++++ Data supplied ++++

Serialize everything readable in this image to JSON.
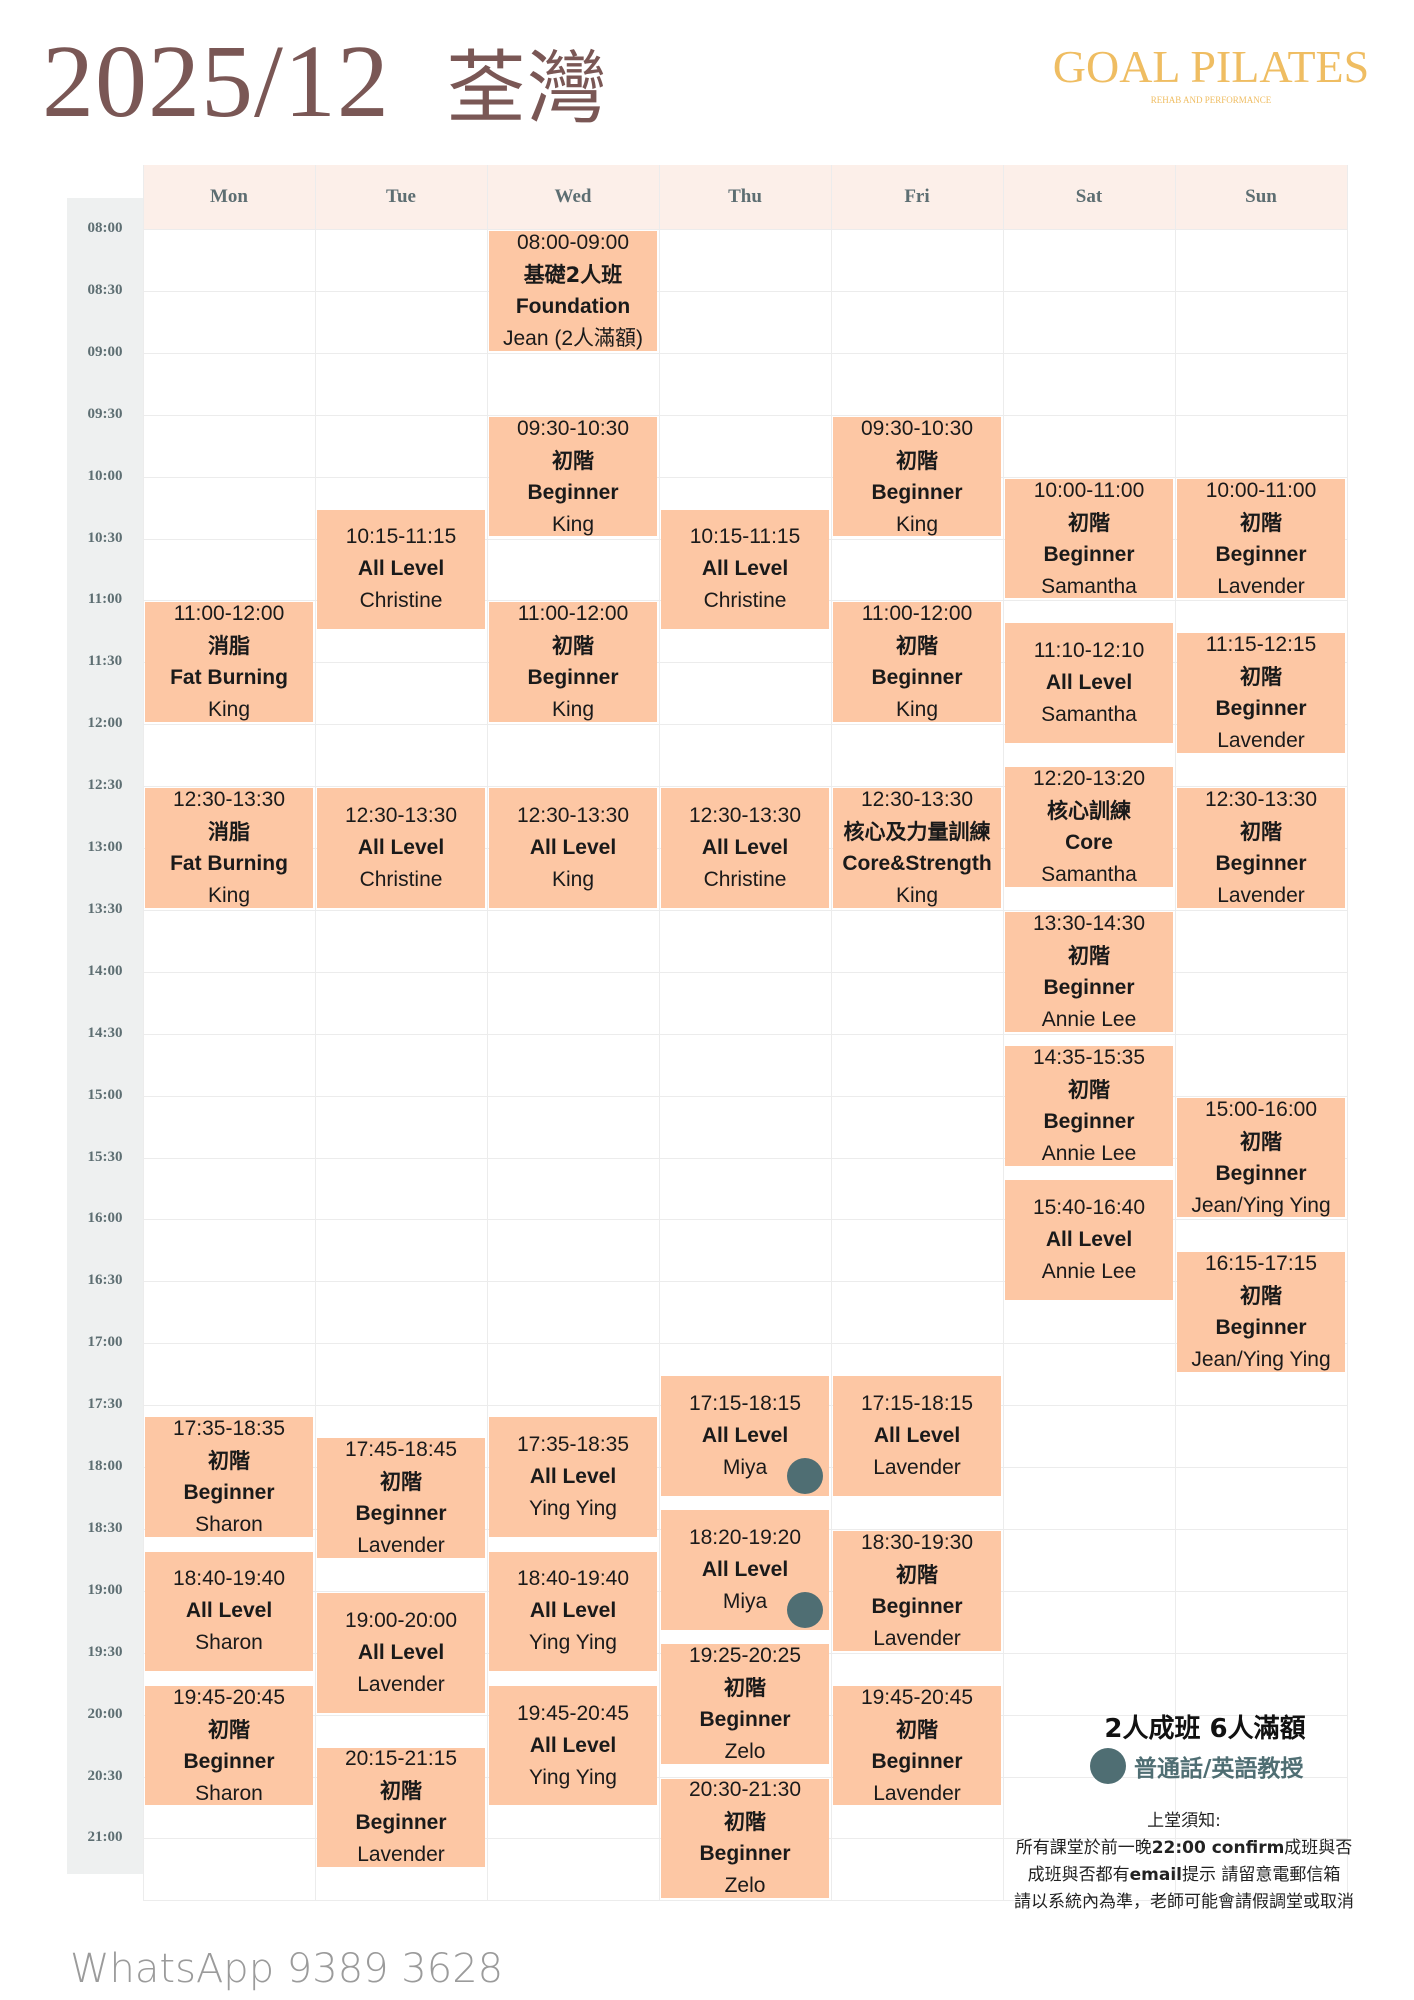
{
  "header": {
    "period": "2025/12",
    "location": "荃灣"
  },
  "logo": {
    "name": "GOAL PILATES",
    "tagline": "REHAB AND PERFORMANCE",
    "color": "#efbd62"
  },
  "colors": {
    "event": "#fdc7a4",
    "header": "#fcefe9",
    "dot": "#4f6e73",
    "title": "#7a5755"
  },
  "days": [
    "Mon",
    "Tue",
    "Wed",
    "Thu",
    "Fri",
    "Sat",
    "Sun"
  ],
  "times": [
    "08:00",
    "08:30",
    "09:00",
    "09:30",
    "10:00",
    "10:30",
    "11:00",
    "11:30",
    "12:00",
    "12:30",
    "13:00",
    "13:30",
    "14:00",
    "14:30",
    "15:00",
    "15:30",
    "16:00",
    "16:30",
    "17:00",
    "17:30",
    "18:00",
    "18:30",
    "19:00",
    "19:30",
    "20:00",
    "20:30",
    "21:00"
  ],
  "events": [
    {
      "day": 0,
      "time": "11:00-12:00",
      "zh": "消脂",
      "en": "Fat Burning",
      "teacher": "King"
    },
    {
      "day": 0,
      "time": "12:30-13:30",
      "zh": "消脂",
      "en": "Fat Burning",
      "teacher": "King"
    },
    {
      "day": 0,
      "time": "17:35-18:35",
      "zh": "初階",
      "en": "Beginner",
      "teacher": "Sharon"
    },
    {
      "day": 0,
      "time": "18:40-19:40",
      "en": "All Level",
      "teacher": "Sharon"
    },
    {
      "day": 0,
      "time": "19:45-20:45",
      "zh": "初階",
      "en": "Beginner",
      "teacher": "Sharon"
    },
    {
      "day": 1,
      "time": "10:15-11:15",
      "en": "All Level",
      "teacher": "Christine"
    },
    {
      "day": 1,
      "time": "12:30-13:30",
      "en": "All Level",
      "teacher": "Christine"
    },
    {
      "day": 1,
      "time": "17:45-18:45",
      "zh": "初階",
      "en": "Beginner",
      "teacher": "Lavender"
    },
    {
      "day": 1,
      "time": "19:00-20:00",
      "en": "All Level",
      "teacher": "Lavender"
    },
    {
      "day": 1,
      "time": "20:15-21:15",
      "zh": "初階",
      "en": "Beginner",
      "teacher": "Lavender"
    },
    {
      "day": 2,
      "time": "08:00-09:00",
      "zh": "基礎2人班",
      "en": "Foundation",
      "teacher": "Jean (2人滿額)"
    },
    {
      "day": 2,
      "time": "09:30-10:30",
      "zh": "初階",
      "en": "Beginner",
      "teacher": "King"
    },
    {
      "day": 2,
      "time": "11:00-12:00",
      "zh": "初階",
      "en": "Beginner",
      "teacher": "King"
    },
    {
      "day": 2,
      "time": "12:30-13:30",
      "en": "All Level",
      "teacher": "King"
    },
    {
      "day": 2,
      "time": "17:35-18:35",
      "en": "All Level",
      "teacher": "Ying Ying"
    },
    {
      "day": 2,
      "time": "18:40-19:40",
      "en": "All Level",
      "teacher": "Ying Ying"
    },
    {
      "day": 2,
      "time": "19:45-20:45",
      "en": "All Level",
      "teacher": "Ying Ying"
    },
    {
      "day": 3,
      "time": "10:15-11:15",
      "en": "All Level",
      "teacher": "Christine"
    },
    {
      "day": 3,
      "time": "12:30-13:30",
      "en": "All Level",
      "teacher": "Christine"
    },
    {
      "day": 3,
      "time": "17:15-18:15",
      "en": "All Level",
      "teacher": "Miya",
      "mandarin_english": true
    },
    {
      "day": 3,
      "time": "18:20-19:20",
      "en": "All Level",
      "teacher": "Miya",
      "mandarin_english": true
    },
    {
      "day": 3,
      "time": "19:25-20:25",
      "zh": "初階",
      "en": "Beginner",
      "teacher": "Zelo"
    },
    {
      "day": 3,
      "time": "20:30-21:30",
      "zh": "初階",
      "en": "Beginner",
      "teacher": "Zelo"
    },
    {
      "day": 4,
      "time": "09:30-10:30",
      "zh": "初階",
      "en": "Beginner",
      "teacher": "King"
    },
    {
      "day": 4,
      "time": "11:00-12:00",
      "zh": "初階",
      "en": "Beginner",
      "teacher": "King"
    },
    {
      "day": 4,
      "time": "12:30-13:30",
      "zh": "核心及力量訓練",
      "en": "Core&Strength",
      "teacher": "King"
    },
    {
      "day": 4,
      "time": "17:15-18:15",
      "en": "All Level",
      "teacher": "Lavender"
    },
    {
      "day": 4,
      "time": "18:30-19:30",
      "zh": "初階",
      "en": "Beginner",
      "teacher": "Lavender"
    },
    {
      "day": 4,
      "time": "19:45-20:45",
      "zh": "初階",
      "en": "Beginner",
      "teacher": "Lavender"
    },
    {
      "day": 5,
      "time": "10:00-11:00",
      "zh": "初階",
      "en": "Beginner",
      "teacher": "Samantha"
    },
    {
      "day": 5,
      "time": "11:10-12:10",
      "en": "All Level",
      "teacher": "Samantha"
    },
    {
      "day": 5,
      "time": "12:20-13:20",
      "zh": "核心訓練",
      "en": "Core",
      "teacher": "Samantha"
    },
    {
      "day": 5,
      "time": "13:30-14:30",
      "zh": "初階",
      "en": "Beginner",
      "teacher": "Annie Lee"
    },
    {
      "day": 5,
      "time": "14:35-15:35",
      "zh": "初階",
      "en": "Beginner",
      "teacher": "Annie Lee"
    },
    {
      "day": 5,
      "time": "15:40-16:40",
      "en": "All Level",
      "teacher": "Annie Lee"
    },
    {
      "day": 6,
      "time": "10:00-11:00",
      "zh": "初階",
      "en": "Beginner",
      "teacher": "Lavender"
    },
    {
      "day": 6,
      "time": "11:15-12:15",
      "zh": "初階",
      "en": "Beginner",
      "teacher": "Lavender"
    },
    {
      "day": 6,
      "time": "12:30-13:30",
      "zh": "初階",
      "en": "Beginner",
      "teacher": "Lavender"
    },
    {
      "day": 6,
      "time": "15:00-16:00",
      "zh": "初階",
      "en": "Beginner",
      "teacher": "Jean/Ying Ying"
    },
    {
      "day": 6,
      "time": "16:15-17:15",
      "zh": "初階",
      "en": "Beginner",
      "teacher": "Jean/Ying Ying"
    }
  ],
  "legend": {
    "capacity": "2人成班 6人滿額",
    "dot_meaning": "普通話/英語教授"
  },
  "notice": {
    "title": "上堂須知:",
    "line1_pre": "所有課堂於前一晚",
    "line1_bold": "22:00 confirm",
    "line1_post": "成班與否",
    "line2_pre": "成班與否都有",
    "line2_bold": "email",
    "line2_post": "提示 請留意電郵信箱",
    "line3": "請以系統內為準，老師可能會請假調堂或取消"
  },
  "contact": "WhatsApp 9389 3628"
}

++++

Do this: Give an exact reproduction of every line, leaving out any picture.

Correct answer:
Serialize everything readable in this image to JSON.
{
  "header": {
    "period": "2025/12",
    "location": "荃灣"
  },
  "logo": {
    "name": "GOAL PILATES",
    "tagline": "REHAB AND PERFORMANCE",
    "color": "#efbd62"
  },
  "colors": {
    "event": "#fdc7a4",
    "header": "#fcefe9",
    "dot": "#4f6e73",
    "title": "#7a5755"
  },
  "days": [
    "Mon",
    "Tue",
    "Wed",
    "Thu",
    "Fri",
    "Sat",
    "Sun"
  ],
  "times": [
    "08:00",
    "08:30",
    "09:00",
    "09:30",
    "10:00",
    "10:30",
    "11:00",
    "11:30",
    "12:00",
    "12:30",
    "13:00",
    "13:30",
    "14:00",
    "14:30",
    "15:00",
    "15:30",
    "16:00",
    "16:30",
    "17:00",
    "17:30",
    "18:00",
    "18:30",
    "19:00",
    "19:30",
    "20:00",
    "20:30",
    "21:00"
  ],
  "events": [
    {
      "day": 0,
      "time": "11:00-12:00",
      "zh": "消脂",
      "en": "Fat Burning",
      "teacher": "King"
    },
    {
      "day": 0,
      "time": "12:30-13:30",
      "zh": "消脂",
      "en": "Fat Burning",
      "teacher": "King"
    },
    {
      "day": 0,
      "time": "17:35-18:35",
      "zh": "初階",
      "en": "Beginner",
      "teacher": "Sharon"
    },
    {
      "day": 0,
      "time": "18:40-19:40",
      "en": "All Level",
      "teacher": "Sharon"
    },
    {
      "day": 0,
      "time": "19:45-20:45",
      "zh": "初階",
      "en": "Beginner",
      "teacher": "Sharon"
    },
    {
      "day": 1,
      "time": "10:15-11:15",
      "en": "All Level",
      "teacher": "Christine"
    },
    {
      "day": 1,
      "time": "12:30-13:30",
      "en": "All Level",
      "teacher": "Christine"
    },
    {
      "day": 1,
      "time": "17:45-18:45",
      "zh": "初階",
      "en": "Beginner",
      "teacher": "Lavender"
    },
    {
      "day": 1,
      "time": "19:00-20:00",
      "en": "All Level",
      "teacher": "Lavender"
    },
    {
      "day": 1,
      "time": "20:15-21:15",
      "zh": "初階",
      "en": "Beginner",
      "teacher": "Lavender"
    },
    {
      "day": 2,
      "time": "08:00-09:00",
      "zh": "基礎2人班",
      "en": "Foundation",
      "teacher": "Jean (2人滿額)"
    },
    {
      "day": 2,
      "time": "09:30-10:30",
      "zh": "初階",
      "en": "Beginner",
      "teacher": "King"
    },
    {
      "day": 2,
      "time": "11:00-12:00",
      "zh": "初階",
      "en": "Beginner",
      "teacher": "King"
    },
    {
      "day": 2,
      "time": "12:30-13:30",
      "en": "All Level",
      "teacher": "King"
    },
    {
      "day": 2,
      "time": "17:35-18:35",
      "en": "All Level",
      "teacher": "Ying Ying"
    },
    {
      "day": 2,
      "time": "18:40-19:40",
      "en": "All Level",
      "teacher": "Ying Ying"
    },
    {
      "day": 2,
      "time": "19:45-20:45",
      "en": "All Level",
      "teacher": "Ying Ying"
    },
    {
      "day": 3,
      "time": "10:15-11:15",
      "en": "All Level",
      "teacher": "Christine"
    },
    {
      "day": 3,
      "time": "12:30-13:30",
      "en": "All Level",
      "teacher": "Christine"
    },
    {
      "day": 3,
      "time": "17:15-18:15",
      "en": "All Level",
      "teacher": "Miya",
      "mandarin_english": true
    },
    {
      "day": 3,
      "time": "18:20-19:20",
      "en": "All Level",
      "teacher": "Miya",
      "mandarin_english": true
    },
    {
      "day": 3,
      "time": "19:25-20:25",
      "zh": "初階",
      "en": "Beginner",
      "teacher": "Zelo"
    },
    {
      "day": 3,
      "time": "20:30-21:30",
      "zh": "初階",
      "en": "Beginner",
      "teacher": "Zelo"
    },
    {
      "day": 4,
      "time": "09:30-10:30",
      "zh": "初階",
      "en": "Beginner",
      "teacher": "King"
    },
    {
      "day": 4,
      "time": "11:00-12:00",
      "zh": "初階",
      "en": "Beginner",
      "teacher": "King"
    },
    {
      "day": 4,
      "time": "12:30-13:30",
      "zh": "核心及力量訓練",
      "en": "Core&Strength",
      "teacher": "King"
    },
    {
      "day": 4,
      "time": "17:15-18:15",
      "en": "All Level",
      "teacher": "Lavender"
    },
    {
      "day": 4,
      "time": "18:30-19:30",
      "zh": "初階",
      "en": "Beginner",
      "teacher": "Lavender"
    },
    {
      "day": 4,
      "time": "19:45-20:45",
      "zh": "初階",
      "en": "Beginner",
      "teacher": "Lavender"
    },
    {
      "day": 5,
      "time": "10:00-11:00",
      "zh": "初階",
      "en": "Beginner",
      "teacher": "Samantha"
    },
    {
      "day": 5,
      "time": "11:10-12:10",
      "en": "All Level",
      "teacher": "Samantha"
    },
    {
      "day": 5,
      "time": "12:20-13:20",
      "zh": "核心訓練",
      "en": "Core",
      "teacher": "Samantha"
    },
    {
      "day": 5,
      "time": "13:30-14:30",
      "zh": "初階",
      "en": "Beginner",
      "teacher": "Annie Lee"
    },
    {
      "day": 5,
      "time": "14:35-15:35",
      "zh": "初階",
      "en": "Beginner",
      "teacher": "Annie Lee"
    },
    {
      "day": 5,
      "time": "15:40-16:40",
      "en": "All Level",
      "teacher": "Annie Lee"
    },
    {
      "day": 6,
      "time": "10:00-11:00",
      "zh": "初階",
      "en": "Beginner",
      "teacher": "Lavender"
    },
    {
      "day": 6,
      "time": "11:15-12:15",
      "zh": "初階",
      "en": "Beginner",
      "teacher": "Lavender"
    },
    {
      "day": 6,
      "time": "12:30-13:30",
      "zh": "初階",
      "en": "Beginner",
      "teacher": "Lavender"
    },
    {
      "day": 6,
      "time": "15:00-16:00",
      "zh": "初階",
      "en": "Beginner",
      "teacher": "Jean/Ying Ying"
    },
    {
      "day": 6,
      "time": "16:15-17:15",
      "zh": "初階",
      "en": "Beginner",
      "teacher": "Jean/Ying Ying"
    }
  ],
  "legend": {
    "capacity": "2人成班 6人滿額",
    "dot_meaning": "普通話/英語教授"
  },
  "notice": {
    "title": "上堂須知:",
    "line1_pre": "所有課堂於前一晚",
    "line1_bold": "22:00 confirm",
    "line1_post": "成班與否",
    "line2_pre": "成班與否都有",
    "line2_bold": "email",
    "line2_post": "提示 請留意電郵信箱",
    "line3": "請以系統內為準，老師可能會請假調堂或取消"
  },
  "contact": "WhatsApp 9389 3628"
}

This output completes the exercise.